→ Selected excerpt:
Monday, February 11, 2013

A blast from the here and now?

I want you to listen to something:

Listen

What does it make you think of?

For me, it's rather melancholy and tuneful, almost the sort of thing a moody heroine might play on the piano to show us she how deeply she could express her feelings in an art film. Something written by a film composer, and recently. It isn't, though.

That little bit of music comes from a piano sonata by Haydn. Haydn, who lived from 1732 to 1809, and wrote this piece sometime in the 1760s. That's a decade or so before the United States existed.

It also makes this a "classical" piano sonata, and the narrative on classical music is that it flourished during the enlightenment, at a time when the leading minds of Europe valued logic and reason, aesthetic beauty, balance, formal perfect, and so forth, above the messiness of self expression and emotional outbursts. That came with the next century.

→ What to work on:
1 - In the Haydn post, reproduce everything from "What does it" down to "It isn't, though.".
2 - According to the Haydn post, why is the music not the recent film score it seems to be? Answer in one to three sentences.

→ Data excerpts:
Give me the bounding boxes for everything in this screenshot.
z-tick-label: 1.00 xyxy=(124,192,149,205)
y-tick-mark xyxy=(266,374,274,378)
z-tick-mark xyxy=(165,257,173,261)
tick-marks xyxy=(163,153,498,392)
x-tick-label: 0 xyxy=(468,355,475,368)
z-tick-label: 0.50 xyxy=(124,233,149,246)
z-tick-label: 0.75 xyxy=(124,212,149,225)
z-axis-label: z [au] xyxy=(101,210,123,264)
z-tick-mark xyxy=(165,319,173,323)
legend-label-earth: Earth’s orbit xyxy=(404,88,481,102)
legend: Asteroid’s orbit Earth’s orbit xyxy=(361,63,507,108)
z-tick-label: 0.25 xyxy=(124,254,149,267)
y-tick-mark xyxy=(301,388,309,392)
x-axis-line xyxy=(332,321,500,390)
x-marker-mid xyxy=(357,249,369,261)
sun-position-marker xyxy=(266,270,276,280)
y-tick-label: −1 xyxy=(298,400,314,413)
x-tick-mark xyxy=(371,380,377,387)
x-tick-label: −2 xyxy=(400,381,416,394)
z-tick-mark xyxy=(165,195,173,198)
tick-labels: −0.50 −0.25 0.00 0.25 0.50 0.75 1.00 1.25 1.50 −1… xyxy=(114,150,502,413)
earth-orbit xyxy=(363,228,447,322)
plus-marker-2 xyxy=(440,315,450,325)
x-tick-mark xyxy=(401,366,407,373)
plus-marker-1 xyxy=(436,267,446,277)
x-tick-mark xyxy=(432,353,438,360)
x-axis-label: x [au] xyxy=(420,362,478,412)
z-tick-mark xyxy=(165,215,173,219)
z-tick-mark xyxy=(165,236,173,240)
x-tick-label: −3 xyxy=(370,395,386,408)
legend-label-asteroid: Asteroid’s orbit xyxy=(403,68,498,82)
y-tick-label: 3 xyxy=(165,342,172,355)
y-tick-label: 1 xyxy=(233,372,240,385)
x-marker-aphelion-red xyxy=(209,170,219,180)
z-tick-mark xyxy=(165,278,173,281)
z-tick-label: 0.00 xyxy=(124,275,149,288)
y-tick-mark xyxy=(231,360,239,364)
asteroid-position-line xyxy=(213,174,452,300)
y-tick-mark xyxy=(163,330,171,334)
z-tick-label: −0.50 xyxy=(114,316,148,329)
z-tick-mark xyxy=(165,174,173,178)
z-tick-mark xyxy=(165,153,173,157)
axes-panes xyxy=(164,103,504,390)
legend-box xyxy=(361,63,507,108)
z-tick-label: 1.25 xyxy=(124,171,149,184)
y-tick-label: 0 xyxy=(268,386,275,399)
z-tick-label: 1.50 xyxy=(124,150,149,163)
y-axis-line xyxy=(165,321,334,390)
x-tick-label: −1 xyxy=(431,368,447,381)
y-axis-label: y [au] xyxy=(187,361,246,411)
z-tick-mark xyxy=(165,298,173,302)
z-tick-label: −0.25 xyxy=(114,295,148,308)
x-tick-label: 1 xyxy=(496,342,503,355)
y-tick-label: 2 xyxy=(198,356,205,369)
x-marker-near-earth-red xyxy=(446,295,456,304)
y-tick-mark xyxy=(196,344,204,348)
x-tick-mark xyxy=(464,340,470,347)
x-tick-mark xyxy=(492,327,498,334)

* * *

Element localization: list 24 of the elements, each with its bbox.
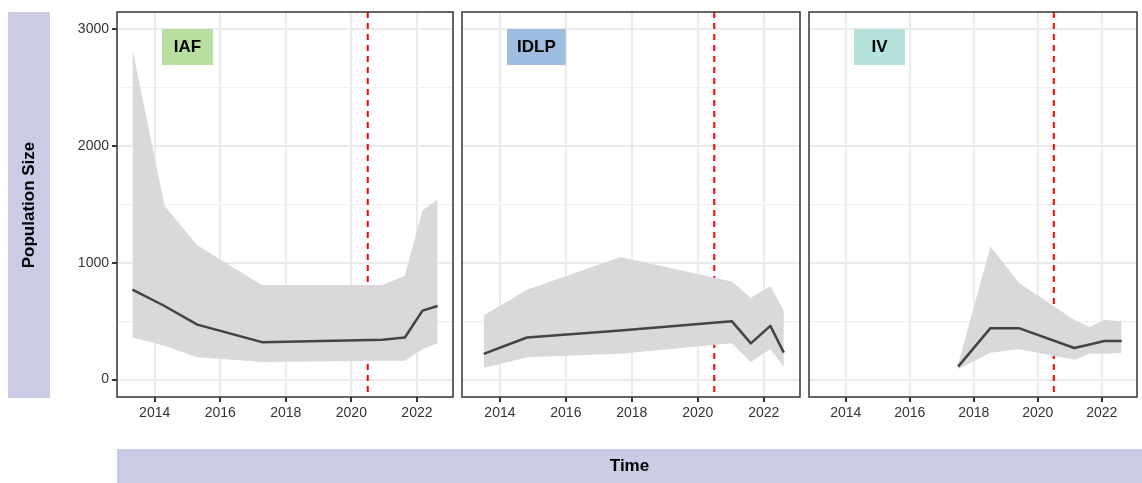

→ Final answers:
1 -
What does it make you think of?

For me, it's rather melancholy and tuneful, almost the sort of thing a moody heroine might play on the piano to show us she how deeply she could express her feelings in an art film. Something written by a film composer, and recently. It isn't, though.

2 - It comes from a piano sonata by Haydn, who lived from 1732 to 1809. He wrote the piece sometime in the 1760s, a decade or so before the United States existed.